Passage provided:
::::::::::

Electric Cars, Shocking?

Bryan D
6 min readMar 22, 2021

I don’t think so:

Electric cars have everyone in a snit. The traditionalists are crying into their float bowls while progressives are rejoicing that a chink has been found in the hitherto impenetrable armor of the petroleum dragon.

I understand the concerns of the traditionalists. I’m a shameless carbon addict, I love the smell of gasoline fumes. The sweet scent from the stack of a coal burning locomotive can (no exaggeration) move me to tears. But, I’m taking a measured and pragmatic view of the situation. I accept that one day, probably soon, my daily driver will not have an internal combustion engine. Change is inevitable, however unpleasant it may seem while it’s taking place. An earthquake is terrifying in the moment, but it can bring the opportunity to rebuild better.

When the motorcar first began to proliferate it encountered a great deal of resistance from many fronts. The people clinging to the gasoline car today are the same ones who clung to the horse then.

::::::::::

Direction 1:
Revise the electric cars text from "Electric cars have" through "to rebuild better.", changing every "traditionalists" to "purists".
Direction 2:
Which fuels does the electric cars text name? List every one.
None of the material after the text is needed here.

Dataset content:
::::::::::

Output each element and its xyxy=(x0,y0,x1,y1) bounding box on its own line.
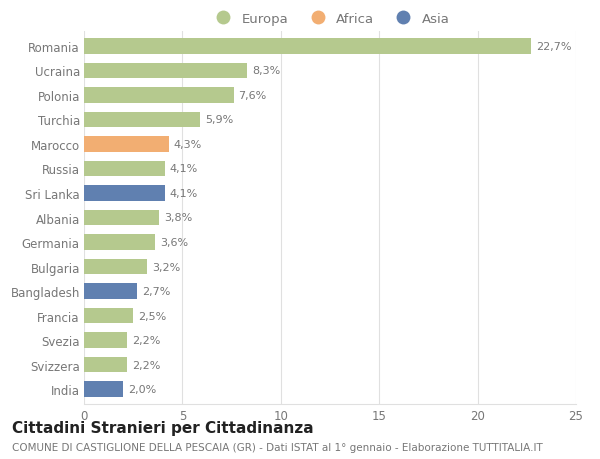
Text: 2,5%: 2,5% xyxy=(138,311,166,321)
Bar xyxy=(84,186,164,201)
Text: 3,2%: 3,2% xyxy=(152,262,180,272)
Text: 3,6%: 3,6% xyxy=(160,237,188,247)
Bar xyxy=(84,333,127,348)
Text: 8,3%: 8,3% xyxy=(252,66,281,76)
Bar xyxy=(84,235,155,250)
Bar xyxy=(84,259,147,274)
Bar xyxy=(84,382,124,397)
Bar xyxy=(84,88,233,103)
Bar xyxy=(84,112,200,128)
Text: 2,2%: 2,2% xyxy=(132,336,161,345)
Text: 22,7%: 22,7% xyxy=(536,42,571,52)
Bar xyxy=(84,64,247,79)
Text: 2,0%: 2,0% xyxy=(128,384,157,394)
Bar xyxy=(84,284,137,299)
Text: 5,9%: 5,9% xyxy=(205,115,233,125)
Text: 4,3%: 4,3% xyxy=(173,140,202,150)
Text: Cittadini Stranieri per Cittadinanza: Cittadini Stranieri per Cittadinanza xyxy=(12,420,314,435)
Text: 2,2%: 2,2% xyxy=(132,360,161,370)
Text: 3,8%: 3,8% xyxy=(164,213,192,223)
Legend: Europa, Africa, Asia: Europa, Africa, Asia xyxy=(210,12,450,26)
Bar xyxy=(84,137,169,152)
Bar xyxy=(84,162,164,177)
Text: 7,6%: 7,6% xyxy=(238,91,267,101)
Text: 4,1%: 4,1% xyxy=(170,189,198,199)
Bar xyxy=(84,210,159,226)
Text: COMUNE DI CASTIGLIONE DELLA PESCAIA (GR) - Dati ISTAT al 1° gennaio - Elaborazio: COMUNE DI CASTIGLIONE DELLA PESCAIA (GR)… xyxy=(12,442,543,452)
Bar xyxy=(84,308,133,324)
Text: 2,7%: 2,7% xyxy=(142,286,170,297)
Bar xyxy=(84,39,531,54)
Text: 4,1%: 4,1% xyxy=(170,164,198,174)
Bar xyxy=(84,357,127,372)
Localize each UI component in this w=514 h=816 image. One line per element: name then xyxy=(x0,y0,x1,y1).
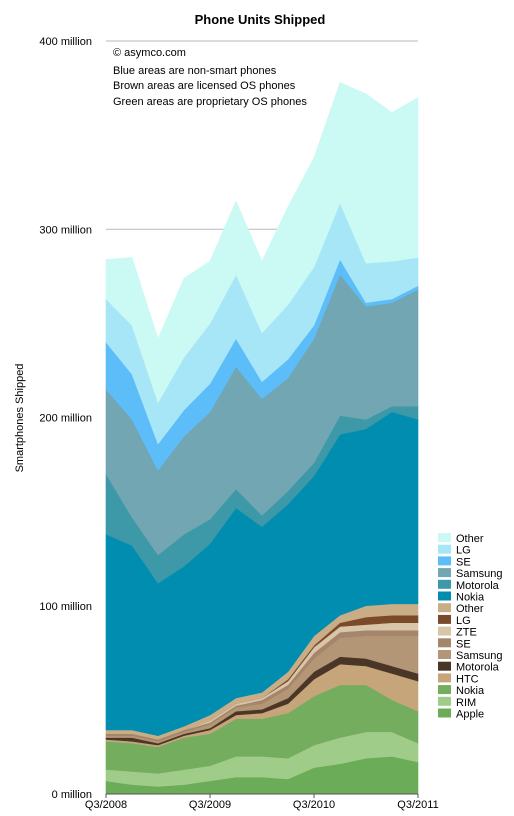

::::::::::

Task output 1:
Electric cars have everyone in a snit. The purists are crying into their float bowls while progressives are rejoicing that a chink has been found in the hitherto impenetrable armor of the petroleum dragon.

I understand the concerns of the purists. I’m a shameless carbon addict, I love the smell of gasoline fumes. The sweet scent from the stack of a coal burning locomotive can (no exaggeration) move me to tears. But, I’m taking a measured and pragmatic view of the situation. I accept that one day, probably soon, my daily driver will not have an internal combustion engine. Change is inevitable, however unpleasant it may seem while it’s taking place. An earthquake is terrifying in the moment, but it can bring the opportunity to rebuild better.

Task output 2:
petroleum, gasoline, coal